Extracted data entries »
╔══
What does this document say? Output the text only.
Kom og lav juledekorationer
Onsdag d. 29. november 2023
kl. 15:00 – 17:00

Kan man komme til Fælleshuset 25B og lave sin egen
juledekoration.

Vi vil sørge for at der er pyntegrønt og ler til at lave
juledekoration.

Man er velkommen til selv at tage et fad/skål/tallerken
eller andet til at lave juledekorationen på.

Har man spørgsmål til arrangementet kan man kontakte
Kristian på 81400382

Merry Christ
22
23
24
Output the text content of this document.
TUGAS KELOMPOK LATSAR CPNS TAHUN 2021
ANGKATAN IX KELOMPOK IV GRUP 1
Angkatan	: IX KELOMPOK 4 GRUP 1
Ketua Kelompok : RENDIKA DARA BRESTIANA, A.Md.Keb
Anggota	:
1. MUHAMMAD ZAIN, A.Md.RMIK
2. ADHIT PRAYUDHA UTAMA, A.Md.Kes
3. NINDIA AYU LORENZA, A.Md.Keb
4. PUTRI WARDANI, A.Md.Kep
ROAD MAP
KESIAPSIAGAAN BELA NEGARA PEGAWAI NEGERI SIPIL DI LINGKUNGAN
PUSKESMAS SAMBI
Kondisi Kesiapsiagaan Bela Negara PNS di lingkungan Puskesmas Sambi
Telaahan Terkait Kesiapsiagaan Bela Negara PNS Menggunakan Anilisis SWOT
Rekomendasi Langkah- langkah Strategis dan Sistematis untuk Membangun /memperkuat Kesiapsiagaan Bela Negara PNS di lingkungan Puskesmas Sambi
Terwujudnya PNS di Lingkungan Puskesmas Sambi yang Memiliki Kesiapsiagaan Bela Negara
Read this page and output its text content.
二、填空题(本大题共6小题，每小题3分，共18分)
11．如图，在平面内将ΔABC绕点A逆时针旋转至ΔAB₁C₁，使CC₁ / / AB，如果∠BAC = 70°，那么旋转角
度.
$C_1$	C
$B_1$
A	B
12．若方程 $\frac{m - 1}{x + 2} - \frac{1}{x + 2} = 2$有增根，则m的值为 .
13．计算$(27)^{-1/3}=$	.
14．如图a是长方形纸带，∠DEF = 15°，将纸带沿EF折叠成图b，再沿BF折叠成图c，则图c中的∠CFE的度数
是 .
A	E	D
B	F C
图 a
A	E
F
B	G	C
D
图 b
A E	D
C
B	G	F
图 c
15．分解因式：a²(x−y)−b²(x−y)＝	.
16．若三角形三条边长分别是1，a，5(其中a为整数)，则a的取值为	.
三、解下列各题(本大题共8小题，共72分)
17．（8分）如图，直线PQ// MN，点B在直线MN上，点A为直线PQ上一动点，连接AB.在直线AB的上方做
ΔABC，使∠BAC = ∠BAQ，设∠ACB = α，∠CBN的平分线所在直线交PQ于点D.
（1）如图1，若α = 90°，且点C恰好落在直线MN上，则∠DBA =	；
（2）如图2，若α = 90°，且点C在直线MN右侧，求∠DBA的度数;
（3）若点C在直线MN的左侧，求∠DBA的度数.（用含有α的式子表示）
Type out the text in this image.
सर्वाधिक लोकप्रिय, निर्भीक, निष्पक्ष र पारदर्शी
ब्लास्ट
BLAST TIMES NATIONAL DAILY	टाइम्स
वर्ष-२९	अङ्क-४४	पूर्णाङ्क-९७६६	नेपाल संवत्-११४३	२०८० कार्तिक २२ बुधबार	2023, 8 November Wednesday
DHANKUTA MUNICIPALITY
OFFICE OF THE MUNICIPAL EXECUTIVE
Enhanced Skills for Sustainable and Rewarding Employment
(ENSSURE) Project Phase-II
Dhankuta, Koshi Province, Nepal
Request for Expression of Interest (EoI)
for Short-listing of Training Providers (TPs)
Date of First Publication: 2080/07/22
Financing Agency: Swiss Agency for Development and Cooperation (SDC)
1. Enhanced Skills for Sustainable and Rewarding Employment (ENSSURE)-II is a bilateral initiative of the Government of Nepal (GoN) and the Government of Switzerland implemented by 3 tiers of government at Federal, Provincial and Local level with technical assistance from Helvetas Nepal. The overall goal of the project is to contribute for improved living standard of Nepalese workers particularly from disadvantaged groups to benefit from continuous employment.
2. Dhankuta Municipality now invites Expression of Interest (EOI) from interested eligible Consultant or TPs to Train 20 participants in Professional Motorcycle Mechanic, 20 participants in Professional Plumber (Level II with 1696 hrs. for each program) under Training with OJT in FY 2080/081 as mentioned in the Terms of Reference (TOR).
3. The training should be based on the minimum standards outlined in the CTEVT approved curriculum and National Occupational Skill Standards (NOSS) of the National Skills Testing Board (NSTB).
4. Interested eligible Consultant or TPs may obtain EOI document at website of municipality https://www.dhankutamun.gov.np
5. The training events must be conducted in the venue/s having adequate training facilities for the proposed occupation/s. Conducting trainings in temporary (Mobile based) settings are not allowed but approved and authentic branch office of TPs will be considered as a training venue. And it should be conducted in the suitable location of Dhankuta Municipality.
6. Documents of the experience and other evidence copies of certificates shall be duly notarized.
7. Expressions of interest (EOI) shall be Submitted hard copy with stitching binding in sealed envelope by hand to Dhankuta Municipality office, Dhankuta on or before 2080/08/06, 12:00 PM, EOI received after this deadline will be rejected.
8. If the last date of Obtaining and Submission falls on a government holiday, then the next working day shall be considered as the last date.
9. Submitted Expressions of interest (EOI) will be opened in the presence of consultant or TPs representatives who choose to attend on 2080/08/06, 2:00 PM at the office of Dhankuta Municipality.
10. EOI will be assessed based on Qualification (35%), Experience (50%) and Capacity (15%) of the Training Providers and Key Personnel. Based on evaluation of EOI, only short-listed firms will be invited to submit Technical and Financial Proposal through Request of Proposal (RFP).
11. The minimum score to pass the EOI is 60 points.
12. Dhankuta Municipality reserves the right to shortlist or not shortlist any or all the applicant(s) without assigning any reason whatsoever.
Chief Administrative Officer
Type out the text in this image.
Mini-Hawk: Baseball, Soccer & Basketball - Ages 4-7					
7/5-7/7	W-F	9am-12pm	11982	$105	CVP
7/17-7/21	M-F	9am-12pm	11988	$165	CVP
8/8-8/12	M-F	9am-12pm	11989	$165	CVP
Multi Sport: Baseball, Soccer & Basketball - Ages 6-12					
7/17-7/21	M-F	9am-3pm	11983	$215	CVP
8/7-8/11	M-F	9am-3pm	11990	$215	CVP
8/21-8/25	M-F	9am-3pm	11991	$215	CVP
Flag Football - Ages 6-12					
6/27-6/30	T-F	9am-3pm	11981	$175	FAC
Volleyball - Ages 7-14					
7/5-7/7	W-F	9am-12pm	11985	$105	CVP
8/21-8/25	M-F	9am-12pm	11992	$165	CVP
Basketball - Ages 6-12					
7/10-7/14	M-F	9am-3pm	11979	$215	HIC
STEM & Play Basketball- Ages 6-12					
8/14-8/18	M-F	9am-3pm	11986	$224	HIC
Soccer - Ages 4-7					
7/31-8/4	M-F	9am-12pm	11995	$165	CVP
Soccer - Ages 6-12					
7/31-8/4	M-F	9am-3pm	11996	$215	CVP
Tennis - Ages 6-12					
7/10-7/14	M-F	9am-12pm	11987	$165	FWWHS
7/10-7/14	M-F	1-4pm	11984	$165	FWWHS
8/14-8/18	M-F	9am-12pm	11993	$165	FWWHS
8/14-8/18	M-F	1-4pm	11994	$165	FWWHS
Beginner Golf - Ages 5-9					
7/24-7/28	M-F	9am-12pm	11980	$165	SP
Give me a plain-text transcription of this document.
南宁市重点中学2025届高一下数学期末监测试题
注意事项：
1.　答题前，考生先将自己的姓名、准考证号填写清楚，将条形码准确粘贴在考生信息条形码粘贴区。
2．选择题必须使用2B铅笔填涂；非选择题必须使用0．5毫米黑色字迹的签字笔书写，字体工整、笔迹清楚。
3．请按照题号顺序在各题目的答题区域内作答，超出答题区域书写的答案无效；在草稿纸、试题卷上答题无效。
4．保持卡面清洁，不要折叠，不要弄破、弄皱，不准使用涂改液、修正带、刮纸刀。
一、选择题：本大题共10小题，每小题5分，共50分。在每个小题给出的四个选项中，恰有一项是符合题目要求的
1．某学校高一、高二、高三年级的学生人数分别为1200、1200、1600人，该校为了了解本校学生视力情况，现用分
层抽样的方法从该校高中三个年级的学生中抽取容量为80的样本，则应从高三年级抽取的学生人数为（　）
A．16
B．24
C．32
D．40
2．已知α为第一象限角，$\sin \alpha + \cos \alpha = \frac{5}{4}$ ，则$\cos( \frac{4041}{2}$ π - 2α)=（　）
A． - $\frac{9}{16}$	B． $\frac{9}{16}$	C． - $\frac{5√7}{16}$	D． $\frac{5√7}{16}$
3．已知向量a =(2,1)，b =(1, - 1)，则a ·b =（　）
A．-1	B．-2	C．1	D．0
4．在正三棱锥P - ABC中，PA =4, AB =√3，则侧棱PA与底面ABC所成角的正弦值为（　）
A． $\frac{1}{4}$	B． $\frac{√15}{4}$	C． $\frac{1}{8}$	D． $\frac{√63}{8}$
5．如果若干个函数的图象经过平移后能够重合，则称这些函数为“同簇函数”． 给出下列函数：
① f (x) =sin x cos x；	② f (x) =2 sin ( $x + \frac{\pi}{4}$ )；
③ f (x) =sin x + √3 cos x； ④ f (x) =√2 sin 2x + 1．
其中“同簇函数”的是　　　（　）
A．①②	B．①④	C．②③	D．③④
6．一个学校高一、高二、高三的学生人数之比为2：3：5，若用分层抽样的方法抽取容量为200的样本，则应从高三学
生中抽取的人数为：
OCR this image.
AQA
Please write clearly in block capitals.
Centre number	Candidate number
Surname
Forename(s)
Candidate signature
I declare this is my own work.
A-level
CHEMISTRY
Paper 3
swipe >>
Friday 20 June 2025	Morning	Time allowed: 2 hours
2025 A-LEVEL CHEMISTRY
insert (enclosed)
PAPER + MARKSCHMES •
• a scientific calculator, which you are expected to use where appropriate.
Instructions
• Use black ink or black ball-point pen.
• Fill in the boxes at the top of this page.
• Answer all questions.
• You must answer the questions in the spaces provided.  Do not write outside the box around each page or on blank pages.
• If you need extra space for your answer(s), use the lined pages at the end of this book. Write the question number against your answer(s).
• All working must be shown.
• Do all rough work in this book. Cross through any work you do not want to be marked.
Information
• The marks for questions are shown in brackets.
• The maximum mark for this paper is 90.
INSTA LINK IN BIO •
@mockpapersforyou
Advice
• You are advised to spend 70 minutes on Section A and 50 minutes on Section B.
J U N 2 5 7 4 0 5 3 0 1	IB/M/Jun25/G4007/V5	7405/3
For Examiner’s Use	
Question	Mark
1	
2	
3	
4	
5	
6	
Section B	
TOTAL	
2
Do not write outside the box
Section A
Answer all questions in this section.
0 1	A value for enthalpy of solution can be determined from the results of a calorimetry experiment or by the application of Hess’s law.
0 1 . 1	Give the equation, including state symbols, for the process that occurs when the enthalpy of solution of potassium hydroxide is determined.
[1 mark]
╚══
SET TASK » Out of the records, collect only those lines that contain the string "number".

TASK ANSWER »
Centre number	Candidate number
• If you need extra space for your answer(s), use the lined pages at the end of this book. Write the question number against your answer(s).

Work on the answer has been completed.